### EXERCISE DIRECTIONS
Reproduce the records. Keep every word exact and include no images.

### RAW DATA
---

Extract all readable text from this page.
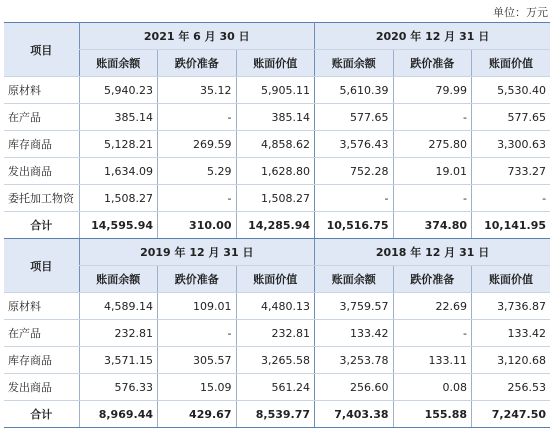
单位：万元
项目	2021 年 6 月 30 日			2020 年 12 月 31 日		
	账面余额	跌价准备	账面价值	账面余额	跌价准备	账面价值
原材料	5,940.23	35.12	5,905.11	5,610.39	79.99	5,530.40
在产品	385.14	-	385.14	577.65	-	577.65
库存商品	5,128.21	269.59	4,858.62	3,576.43	275.80	3,300.63
发出商品	1,634.09	5.29	1,628.80	752.28	19.01	733.27
委托加工物资	1,508.27	-	1,508.27	-	-	-
合计	14,595.94	310.00	14,285.94	10,516.75	374.80	10,141.95
项目	2019 年 12 月 31 日			2018 年 12 月 31 日		
	账面余额	跌价准备	账面价值	账面余额	跌价准备	账面价值
原材料	4,589.14	109.01	4,480.13	3,759.57	22.69	3,736.87
在产品	232.81	-	232.81	133.42	-	133.42
库存商品	3,571.15	305.57	3,265.58	3,253.78	133.11	3,120.68
发出商品	576.33	15.09	561.24	256.60	0.08	256.53
合计	8,969.44	429.67	8,539.77	7,403.38	155.88	7,247.50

---

### COMPLETED TASK
Extract all readable text from this page.
单位：万元
项目	2021 年 6 月 30 日			2020 年 12 月 31 日		
	账面余额	跌价准备	账面价值	账面余额	跌价准备	账面价值
原材料	5,940.23	35.12	5,905.11	5,610.39	79.99	5,530.40
在产品	385.14	-	385.14	577.65	-	577.65
库存商品	5,128.21	269.59	4,858.62	3,576.43	275.80	3,300.63
发出商品	1,634.09	5.29	1,628.80	752.28	19.01	733.27
委托加工物资	1,508.27	-	1,508.27	-	-	-
合计	14,595.94	310.00	14,285.94	10,516.75	374.80	10,141.95
项目	2019 年 12 月 31 日			2018 年 12 月 31 日		
	账面余额	跌价准备	账面价值	账面余额	跌价准备	账面价值
原材料	4,589.14	109.01	4,480.13	3,759.57	22.69	3,736.87
在产品	232.81	-	232.81	133.42	-	133.42
库存商品	3,571.15	305.57	3,265.58	3,253.78	133.11	3,120.68
发出商品	576.33	15.09	561.24	256.60	0.08	256.53
合计	8,969.44	429.67	8,539.77	7,403.38	155.88	7,247.50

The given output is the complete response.